* _What you are asked to do_
Below are the records; pull every line that includes "palatasining".

* _Excerpted records_
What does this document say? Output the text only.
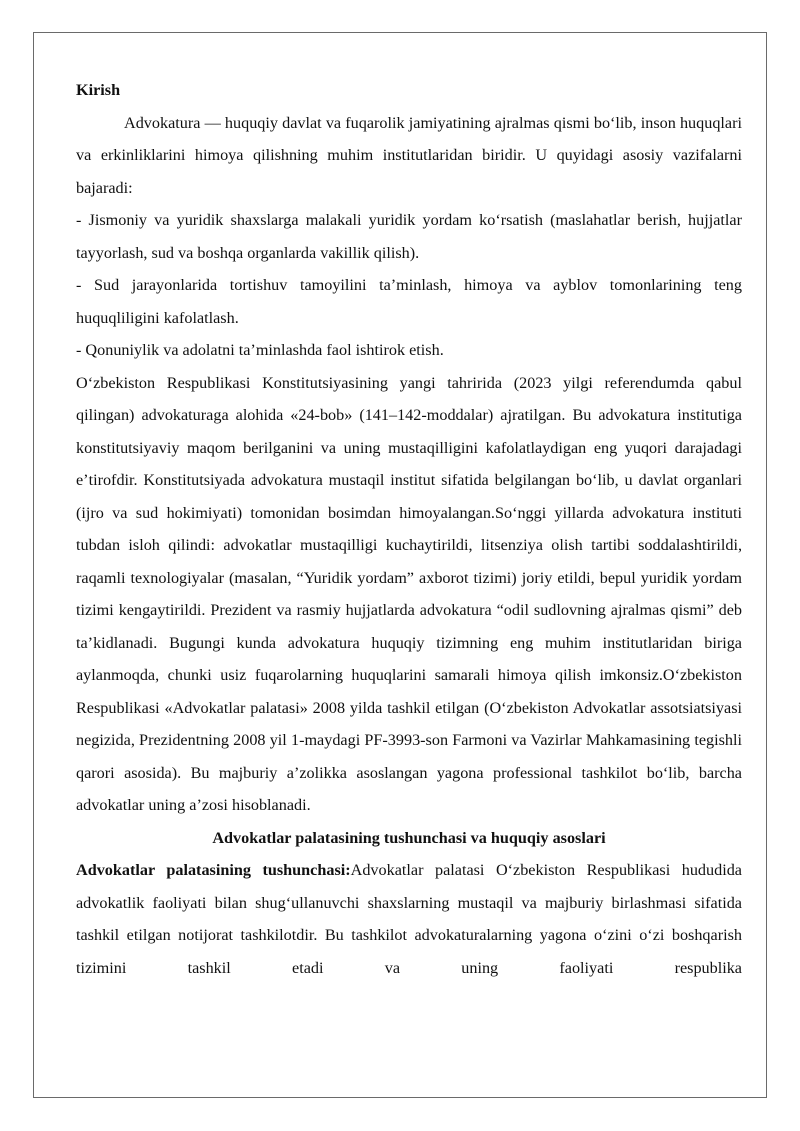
Kirish

Advokatura — huquqiy davlat va fuqarolik jamiyatining ajralmas qismi boʻlib, inson huquqlari va erkinliklarini himoya qilishning muhim institutlaridan biridir. U quyidagi asosiy vazifalarni bajaradi:

- Jismoniy va yuridik shaxslarga malakali yuridik yordam koʻrsatish (maslahatlar berish, hujjatlar tayyorlash, sud va boshqa organlarda vakillik qilish).

- Sud jarayonlarida tortishuv tamoyilini taʼminlash, himoya va ayblov tomonlarining teng huquqliligini kafolatlash.

- Qonuniylik va adolatni taʼminlashda faol ishtirok etish.

Oʻzbekiston Respublikasi Konstitutsiyasining yangi tahririda (2023 yilgi referendumda qabul qilingan) advokaturaga alohida «24-bob» (141–142-moddalar) ajratilgan. Bu advokatura institutiga konstitutsiyaviy maqom berilganini va uning mustaqilligini kafolatlaydigan eng yuqori darajadagi eʼtirofdir. Konstitutsiyada advokatura mustaqil institut sifatida belgilangan boʻlib, u davlat organlari (ijro va sud hokimiyati) tomonidan bosimdan himoyalangan.Soʻnggi yillarda advokatura instituti tubdan isloh qilindi: advokatlar mustaqilligi kuchaytirildi, litsenziya olish tartibi soddalashtirildi, raqamli texnologiyalar (masalan, “Yuridik yordam” axborot tizimi) joriy etildi, bepul yuridik yordam tizimi kengaytirildi. Prezident va rasmiy hujjatlarda advokatura “odil sudlovning ajralmas qismi” deb taʼkidlanadi. Bugungi kunda advokatura huquqiy tizimning eng muhim institutlaridan biriga aylanmoqda, chunki usiz fuqarolarning huquqlarini samarali himoya qilish imkonsiz.Oʻzbekiston Respublikasi «Advokatlar palatasi» 2008 yilda tashkil etilgan (Oʻzbekiston Advokatlar assotsiatsiyasi negizida, Prezidentning 2008 yil 1-maydagi PF-3993-son Farmoni va Vazirlar Mahkamasining tegishli qarori asosida). Bu majburiy aʼzolikka asoslangan yagona professional tashkilot boʻlib, barcha advokatlar uning aʼzosi hisoblanadi.

Advokatlar palatasining tushunchasi va huquqiy asoslari

Advokatlar palatasining tushunchasi:Advokatlar palatasi Oʻzbekiston Respublikasi hududida advokatlik faoliyati bilan shugʻullanuvchi shaxslarning mustaqil va majburiy birlashmasi sifatida tashkil etilgan notijorat tashkilotdir. Bu tashkilot advokaturalarning yagona oʻzini oʻzi boshqarish tizimini tashkil etadi va uning faoliyati respublika
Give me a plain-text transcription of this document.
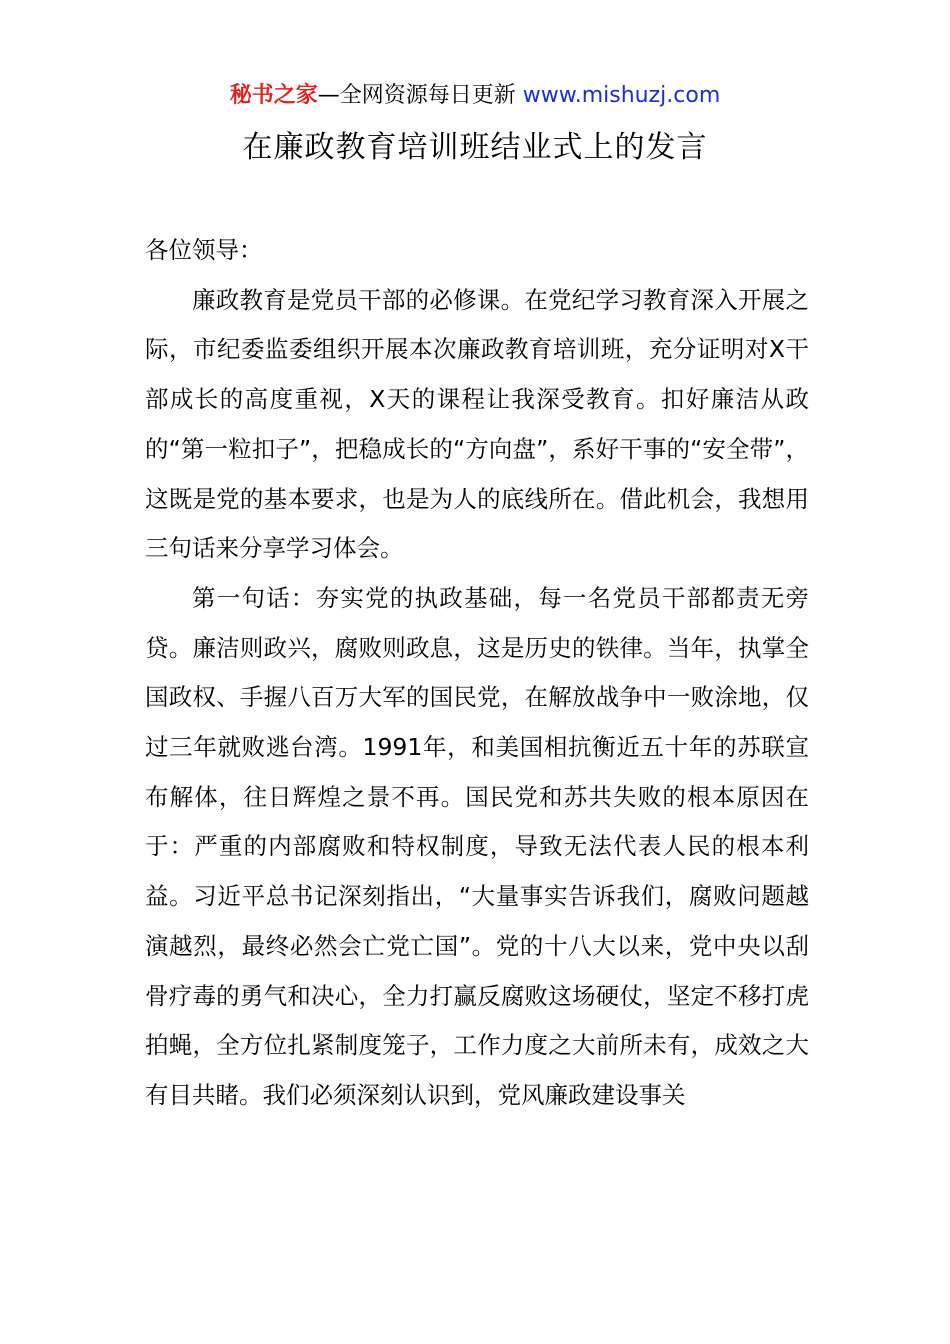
秘书之家—全网资源每日更新 www.mishuzj.com
在廉政教育培训班结业式上的发言

各位领导：

廉政教育是党员干部的必修课。在党纪学习教育深入开展之际，市纪委监委组织开展本次廉政教育培训班，充分证明对X干部成长的高度重视，X天的课程让我深受教育。扣好廉洁从政的“第一粒扣子”，把稳成长的“方向盘”，系好干事的“安全带”，这既是党的基本要求，也是为人的底线所在。借此机会，我想用三句话来分享学习体会。

第一句话：夯实党的执政基础，每一名党员干部都责无旁贷。廉洁则政兴，腐败则政息，这是历史的铁律。当年，执掌全国政权、手握八百万大军的国民党，在解放战争中一败涂地，仅过三年就败逃台湾。1991年，和美国相抗衡近五十年的苏联宣布解体，往日辉煌之景不再。国民党和苏共失败的根本原因在于：严重的内部腐败和特权制度，导致无法代表人民的根本利益。习近平总书记深刻指出，“大量事实告诉我们，腐败问题越演越烈，最终必然会亡党亡国”。党的十八大以来，党中央以刮骨疗毒的勇气和决心，全力打赢反腐败这场硬仗，坚定不移打虎拍蝇，全方位扎紧制度笼子，工作力度之大前所未有，成效之大有目共睹。我们必须深刻认识到，党风廉政建设事关
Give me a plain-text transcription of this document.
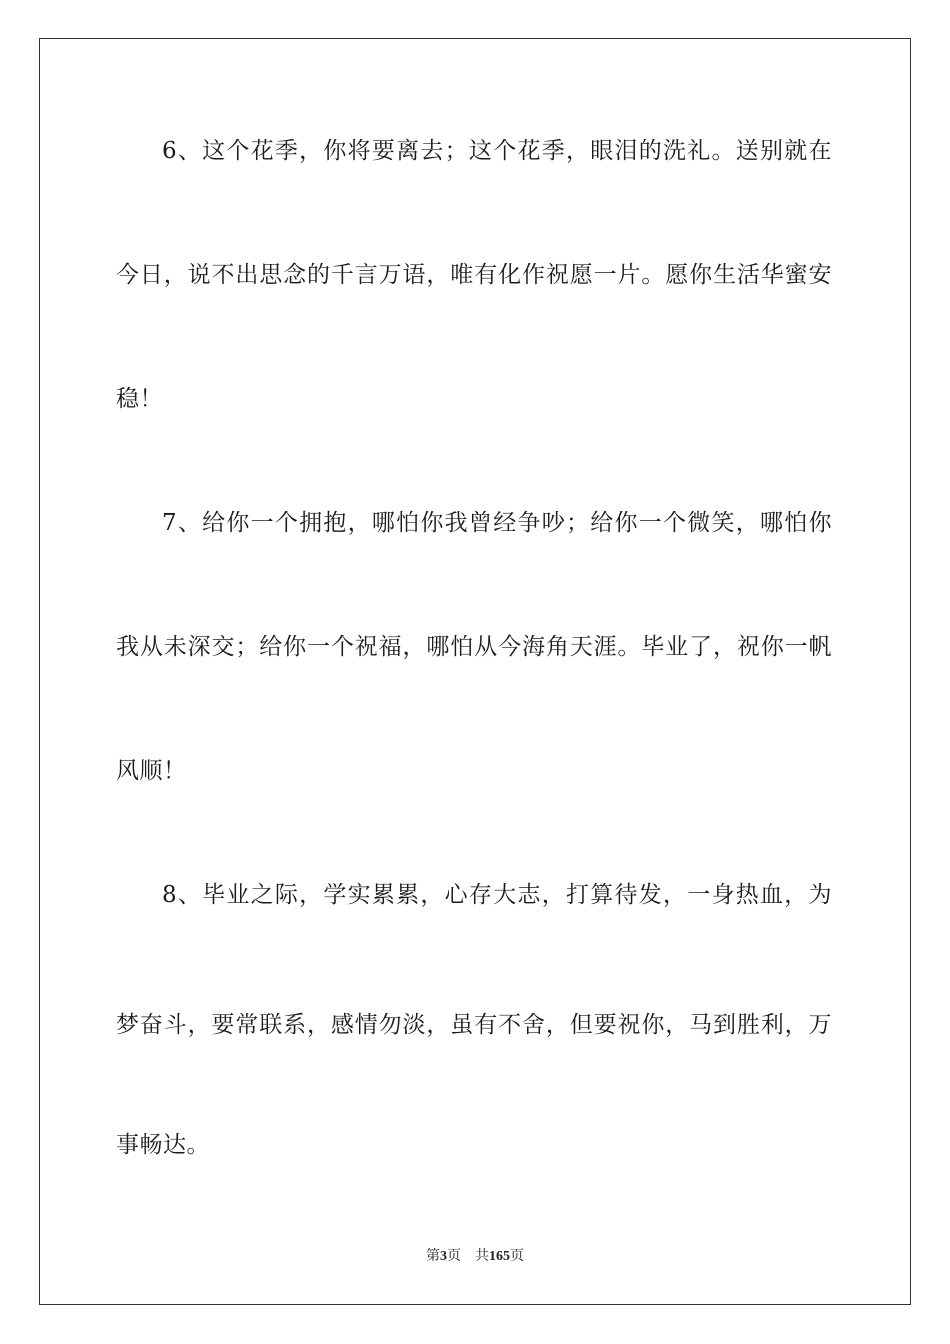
6、这个花季，你将要离去；这个花季，眼泪的洗礼。送别就在
今日，说不出思念的千言万语，唯有化作祝愿一片。愿你生活华蜜安
稳！
7、给你一个拥抱，哪怕你我曾经争吵；给你一个微笑，哪怕你
我从未深交；给你一个祝福，哪怕从今海角天涯。毕业了，祝你一帆
风顺！
8、毕业之际，学实累累，心存大志，打算待发，一身热血，为
梦奋斗，要常联系，感情勿淡，虽有不舍，但要祝你，马到胜利，万
事畅达。
第3页 共165页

* _Solution to the exercise_
Advokatlar palatasining tushunchasi va huquqiy asoslari
Advokatlar palatasining tushunchasi:Advokatlar palatasi Oʻzbekiston Respublikasi hududida advokatlik faoliyati bilan shugʻullanuvchi shaxslarning mustaqil va majburiy birlashmasi sifatida tashkil etilgan notijorat tashkilotdir. Bu tashkilot advokaturalarning yagona oʻzini oʻzi boshqarish tizimini tashkil etadi va uning faoliyati respublika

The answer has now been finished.